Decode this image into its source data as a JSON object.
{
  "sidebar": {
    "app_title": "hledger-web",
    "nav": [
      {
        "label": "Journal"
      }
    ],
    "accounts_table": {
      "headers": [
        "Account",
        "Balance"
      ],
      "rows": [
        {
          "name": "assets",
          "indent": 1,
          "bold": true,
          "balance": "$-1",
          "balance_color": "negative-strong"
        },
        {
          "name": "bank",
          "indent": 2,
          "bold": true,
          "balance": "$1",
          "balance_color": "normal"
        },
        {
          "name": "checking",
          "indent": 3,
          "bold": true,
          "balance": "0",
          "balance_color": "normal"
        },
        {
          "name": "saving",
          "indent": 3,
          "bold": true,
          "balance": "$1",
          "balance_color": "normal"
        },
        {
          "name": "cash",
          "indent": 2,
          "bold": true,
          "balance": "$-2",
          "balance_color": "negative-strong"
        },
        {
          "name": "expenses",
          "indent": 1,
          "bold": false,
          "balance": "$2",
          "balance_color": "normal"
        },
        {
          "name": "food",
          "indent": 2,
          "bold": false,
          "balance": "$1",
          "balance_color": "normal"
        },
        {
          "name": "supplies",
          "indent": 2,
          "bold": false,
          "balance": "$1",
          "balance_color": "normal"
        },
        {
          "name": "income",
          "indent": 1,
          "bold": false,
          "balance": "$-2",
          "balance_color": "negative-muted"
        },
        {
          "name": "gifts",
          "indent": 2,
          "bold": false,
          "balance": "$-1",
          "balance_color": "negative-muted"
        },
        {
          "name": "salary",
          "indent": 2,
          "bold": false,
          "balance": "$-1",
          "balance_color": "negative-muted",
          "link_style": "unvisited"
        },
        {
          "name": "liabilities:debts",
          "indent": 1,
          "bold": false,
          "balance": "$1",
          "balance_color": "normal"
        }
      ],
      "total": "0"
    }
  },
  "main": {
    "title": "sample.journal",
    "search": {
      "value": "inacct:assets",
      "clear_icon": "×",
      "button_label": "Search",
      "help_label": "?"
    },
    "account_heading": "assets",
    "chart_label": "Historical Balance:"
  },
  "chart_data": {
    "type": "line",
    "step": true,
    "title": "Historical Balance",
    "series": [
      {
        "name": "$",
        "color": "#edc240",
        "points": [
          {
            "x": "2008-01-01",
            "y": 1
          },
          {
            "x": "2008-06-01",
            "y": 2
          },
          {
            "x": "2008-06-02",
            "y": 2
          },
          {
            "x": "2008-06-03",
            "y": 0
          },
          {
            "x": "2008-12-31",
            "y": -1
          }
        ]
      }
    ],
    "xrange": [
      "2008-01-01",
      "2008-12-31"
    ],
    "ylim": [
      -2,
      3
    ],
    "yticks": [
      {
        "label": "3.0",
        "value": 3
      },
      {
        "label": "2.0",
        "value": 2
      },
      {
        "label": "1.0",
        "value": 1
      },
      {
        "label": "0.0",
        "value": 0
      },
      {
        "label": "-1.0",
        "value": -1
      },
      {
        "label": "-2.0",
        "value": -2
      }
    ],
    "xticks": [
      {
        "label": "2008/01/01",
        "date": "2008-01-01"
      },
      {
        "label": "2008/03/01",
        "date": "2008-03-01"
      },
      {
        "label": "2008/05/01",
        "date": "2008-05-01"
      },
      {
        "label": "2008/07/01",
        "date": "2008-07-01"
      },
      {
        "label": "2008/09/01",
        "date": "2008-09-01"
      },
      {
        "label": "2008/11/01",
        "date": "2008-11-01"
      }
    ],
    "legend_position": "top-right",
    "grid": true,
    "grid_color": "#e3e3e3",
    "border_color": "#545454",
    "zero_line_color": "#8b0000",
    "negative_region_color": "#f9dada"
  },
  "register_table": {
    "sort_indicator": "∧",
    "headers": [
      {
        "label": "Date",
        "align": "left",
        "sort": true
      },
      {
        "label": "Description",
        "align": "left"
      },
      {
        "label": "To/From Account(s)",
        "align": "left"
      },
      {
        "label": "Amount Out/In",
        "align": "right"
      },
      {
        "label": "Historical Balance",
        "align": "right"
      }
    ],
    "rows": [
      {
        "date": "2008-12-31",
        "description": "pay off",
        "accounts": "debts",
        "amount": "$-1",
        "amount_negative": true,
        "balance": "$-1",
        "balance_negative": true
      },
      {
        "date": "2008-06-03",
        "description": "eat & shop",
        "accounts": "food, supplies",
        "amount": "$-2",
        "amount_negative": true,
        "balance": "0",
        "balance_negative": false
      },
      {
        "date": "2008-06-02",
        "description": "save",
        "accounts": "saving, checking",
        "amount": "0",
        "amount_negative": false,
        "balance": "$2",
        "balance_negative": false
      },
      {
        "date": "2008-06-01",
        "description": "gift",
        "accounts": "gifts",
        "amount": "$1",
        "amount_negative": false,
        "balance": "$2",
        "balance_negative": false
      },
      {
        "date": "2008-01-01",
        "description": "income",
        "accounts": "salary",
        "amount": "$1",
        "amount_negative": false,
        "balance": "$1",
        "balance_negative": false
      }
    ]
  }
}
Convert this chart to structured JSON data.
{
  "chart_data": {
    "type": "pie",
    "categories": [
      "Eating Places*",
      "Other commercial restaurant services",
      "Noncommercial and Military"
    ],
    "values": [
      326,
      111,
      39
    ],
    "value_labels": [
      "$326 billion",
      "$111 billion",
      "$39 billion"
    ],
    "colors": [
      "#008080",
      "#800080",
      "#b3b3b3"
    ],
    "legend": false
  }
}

## SHORT PROBLEM
Return the material exactly as it stands.

## RESPONSE TO THE EXERCISE
Decode this image into its source data as a JSON object.
{
  "sidebar": {
    "app_title": "hledger-web",
    "nav": [
      {
        "label": "Journal"
      }
    ],
    "accounts_table": {
      "headers": [
        "Account",
        "Balance"
      ],
      "rows": [
        {
          "name": "assets",
          "indent": 1,
          "bold": true,
          "balance": "$-1",
          "balance_color": "negative-strong"
        },
        {
          "name": "bank",
          "indent": 2,
          "bold": true,
          "balance": "$1",
          "balance_color": "normal"
        },
        {
          "name": "checking",
          "indent": 3,
          "bold": true,
          "balance": "0",
          "balance_color": "normal"
        },
        {
          "name": "saving",
          "indent": 3,
          "bold": true,
          "balance": "$1",
          "balance_color": "normal"
        },
        {
          "name": "cash",
          "indent": 2,
          "bold": true,
          "balance": "$-2",
          "balance_color": "negative-strong"
        },
        {
          "name": "expenses",
          "indent": 1,
          "bold": false,
          "balance": "$2",
          "balance_color": "normal"
        },
        {
          "name": "food",
          "indent": 2,
          "bold": false,
          "balance": "$1",
          "balance_color": "normal"
        },
        {
          "name": "supplies",
          "indent": 2,
          "bold": false,
          "balance": "$1",
          "balance_color": "normal"
        },
        {
          "name": "income",
          "indent": 1,
          "bold": false,
          "balance": "$-2",
          "balance_color": "negative-muted"
        },
        {
          "name": "gifts",
          "indent": 2,
          "bold": false,
          "balance": "$-1",
          "balance_color": "negative-muted"
        },
        {
          "name": "salary",
          "indent": 2,
          "bold": false,
          "balance": "$-1",
          "balance_color": "negative-muted",
          "link_style": "unvisited"
        },
        {
          "name": "liabilities:debts",
          "indent": 1,
          "bold": false,
          "balance": "$1",
          "balance_color": "normal"
        }
      ],
      "total": "0"
    }
  },
  "main": {
    "title": "sample.journal",
    "search": {
      "value": "inacct:assets",
      "clear_icon": "×",
      "button_label": "Search",
      "help_label": "?"
    },
    "account_heading": "assets",
    "chart_label": "Historical Balance:"
  },
  "chart_data": {
    "type": "line",
    "step": true,
    "title": "Historical Balance",
    "series": [
      {
        "name": "$",
        "color": "#edc240",
        "points": [
          {
            "x": "2008-01-01",
            "y": 1
          },
          {
            "x": "2008-06-01",
            "y": 2
          },
          {
            "x": "2008-06-02",
            "y": 2
          },
          {
            "x": "2008-06-03",
            "y": 0
          },
          {
            "x": "2008-12-31",
            "y": -1
          }
        ]
      }
    ],
    "xrange": [
      "2008-01-01",
      "2008-12-31"
    ],
    "ylim": [
      -2,
      3
    ],
    "yticks": [
      {
        "label": "3.0",
        "value": 3
      },
      {
        "label": "2.0",
        "value": 2
      },
      {
        "label": "1.0",
        "value": 1
      },
      {
        "label": "0.0",
        "value": 0
      },
      {
        "label": "-1.0",
        "value": -1
      },
      {
        "label": "-2.0",
        "value": -2
      }
    ],
    "xticks": [
      {
        "label": "2008/01/01",
        "date": "2008-01-01"
      },
      {
        "label": "2008/03/01",
        "date": "2008-03-01"
      },
      {
        "label": "2008/05/01",
        "date": "2008-05-01"
      },
      {
        "label": "2008/07/01",
        "date": "2008-07-01"
      },
      {
        "label": "2008/09/01",
        "date": "2008-09-01"
      },
      {
        "label": "2008/11/01",
        "date": "2008-11-01"
      }
    ],
    "legend_position": "top-right",
    "grid": true,
    "grid_color": "#e3e3e3",
    "border_color": "#545454",
    "zero_line_color": "#8b0000",
    "negative_region_color": "#f9dada"
  },
  "register_table": {
    "sort_indicator": "∧",
    "headers": [
      {
        "label": "Date",
        "align": "left",
        "sort": true
      },
      {
        "label": "Description",
        "align": "left"
      },
      {
        "label": "To/From Account(s)",
        "align": "left"
      },
      {
        "label": "Amount Out/In",
        "align": "right"
      },
      {
        "label": "Historical Balance",
        "align": "right"
      }
    ],
    "rows": [
      {
        "date": "2008-12-31",
        "description": "pay off",
        "accounts": "debts",
        "amount": "$-1",
        "amount_negative": true,
        "balance": "$-1",
        "balance_negative": true
      },
      {
        "date": "2008-06-03",
        "description": "eat & shop",
        "accounts": "food, supplies",
        "amount": "$-2",
        "amount_negative": true,
        "balance": "0",
        "balance_negative": false
      },
      {
        "date": "2008-06-02",
        "description": "save",
        "accounts": "saving, checking",
        "amount": "0",
        "amount_negative": false,
        "balance": "$2",
        "balance_negative": false
      },
      {
        "date": "2008-06-01",
        "description": "gift",
        "accounts": "gifts",
        "amount": "$1",
        "amount_negative": false,
        "balance": "$2",
        "balance_negative": false
      },
      {
        "date": "2008-01-01",
        "description": "income",
        "accounts": "salary",
        "amount": "$1",
        "amount_negative": false,
        "balance": "$1",
        "balance_negative": false
      }
    ]
  }
}
Convert this chart to structured JSON data.
{
  "chart_data": {
    "type": "pie",
    "categories": [
      "Eating Places*",
      "Other commercial restaurant services",
      "Noncommercial and Military"
    ],
    "values": [
      326,
      111,
      39
    ],
    "value_labels": [
      "$326 billion",
      "$111 billion",
      "$39 billion"
    ],
    "colors": [
      "#008080",
      "#800080",
      "#b3b3b3"
    ],
    "legend": false
  }
}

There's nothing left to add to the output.